| THE EXERCISE |
Pictures aside, quote the whole listing exactly.
- - - -
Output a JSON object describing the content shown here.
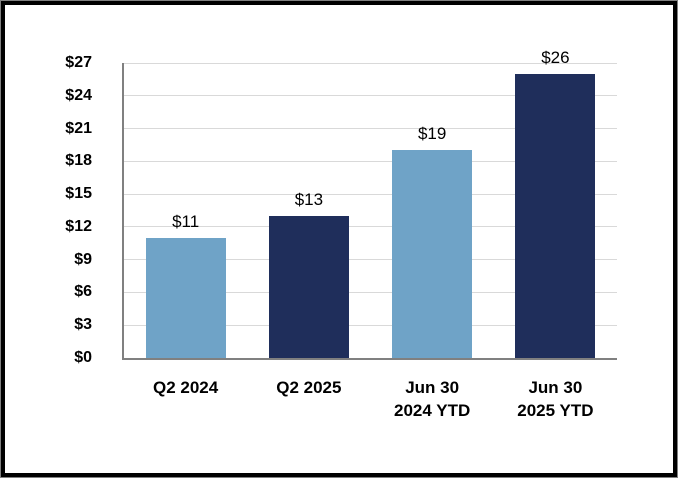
{
  "chart_data": {
    "type": "bar",
    "title": "",
    "xlabel": "",
    "ylabel": "",
    "categories": [
      "Q2 2024",
      "Q2 2025",
      "Jun 30 2024 YTD",
      "Jun 30 2025 YTD"
    ],
    "category_lines": [
      [
        "Q2 2024"
      ],
      [
        "Q2 2025"
      ],
      [
        "Jun 30",
        "2024 YTD"
      ],
      [
        "Jun 30",
        "2025 YTD"
      ]
    ],
    "values": [
      11,
      13,
      19,
      26
    ],
    "data_labels": [
      "$11",
      "$13",
      "$19",
      "$26"
    ],
    "bar_colors": [
      "#6FA3C7",
      "#1F2E5B",
      "#6FA3C7",
      "#1F2E5B"
    ],
    "y_tick_labels": [
      "$0",
      "$3",
      "$6",
      "$9",
      "$12",
      "$15",
      "$18",
      "$21",
      "$24",
      "$27"
    ],
    "y_tick_values": [
      0,
      3,
      6,
      9,
      12,
      15,
      18,
      21,
      24,
      27
    ],
    "ylim": [
      0,
      27
    ],
    "grid": true,
    "legend_position": "none",
    "colors": {
      "gridline": "#D9D9D9",
      "axis_line": "#808080",
      "text": "#000000",
      "background": "#FFFFFF",
      "frame_border": "#000000"
    }
  }
}
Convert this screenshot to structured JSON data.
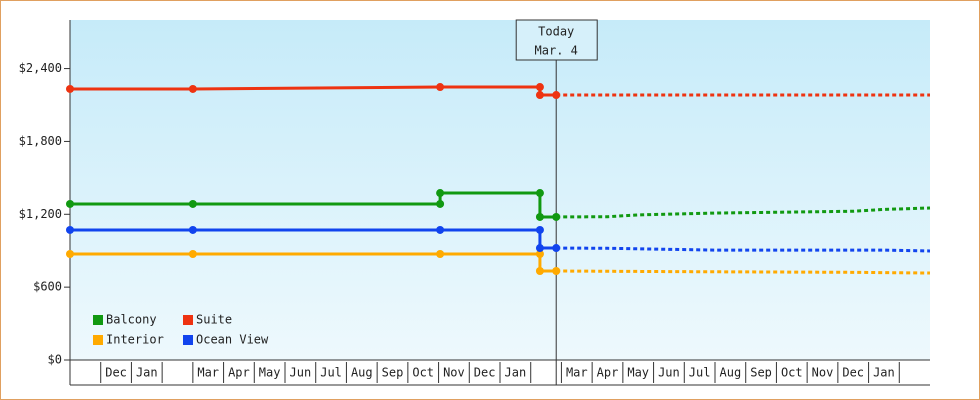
- - - -
| RESPONSE TO THE TASK |
Output a JSON object describing the content shown here.
{
  "chart_data": {
    "type": "bar",
    "title": "",
    "xlabel": "",
    "ylabel": "",
    "categories": [
      "Q2 2024",
      "Q2 2025",
      "Jun 30 2024 YTD",
      "Jun 30 2025 YTD"
    ],
    "category_lines": [
      [
        "Q2 2024"
      ],
      [
        "Q2 2025"
      ],
      [
        "Jun 30",
        "2024 YTD"
      ],
      [
        "Jun 30",
        "2025 YTD"
      ]
    ],
    "values": [
      11,
      13,
      19,
      26
    ],
    "data_labels": [
      "$11",
      "$13",
      "$19",
      "$26"
    ],
    "bar_colors": [
      "#6FA3C7",
      "#1F2E5B",
      "#6FA3C7",
      "#1F2E5B"
    ],
    "y_tick_labels": [
      "$0",
      "$3",
      "$6",
      "$9",
      "$12",
      "$15",
      "$18",
      "$21",
      "$24",
      "$27"
    ],
    "y_tick_values": [
      0,
      3,
      6,
      9,
      12,
      15,
      18,
      21,
      24,
      27
    ],
    "ylim": [
      0,
      27
    ],
    "grid": true,
    "legend_position": "none",
    "colors": {
      "gridline": "#D9D9D9",
      "axis_line": "#808080",
      "text": "#000000",
      "background": "#FFFFFF",
      "frame_border": "#000000"
    }
  }
}
Convert this screenshot to structured JSON data.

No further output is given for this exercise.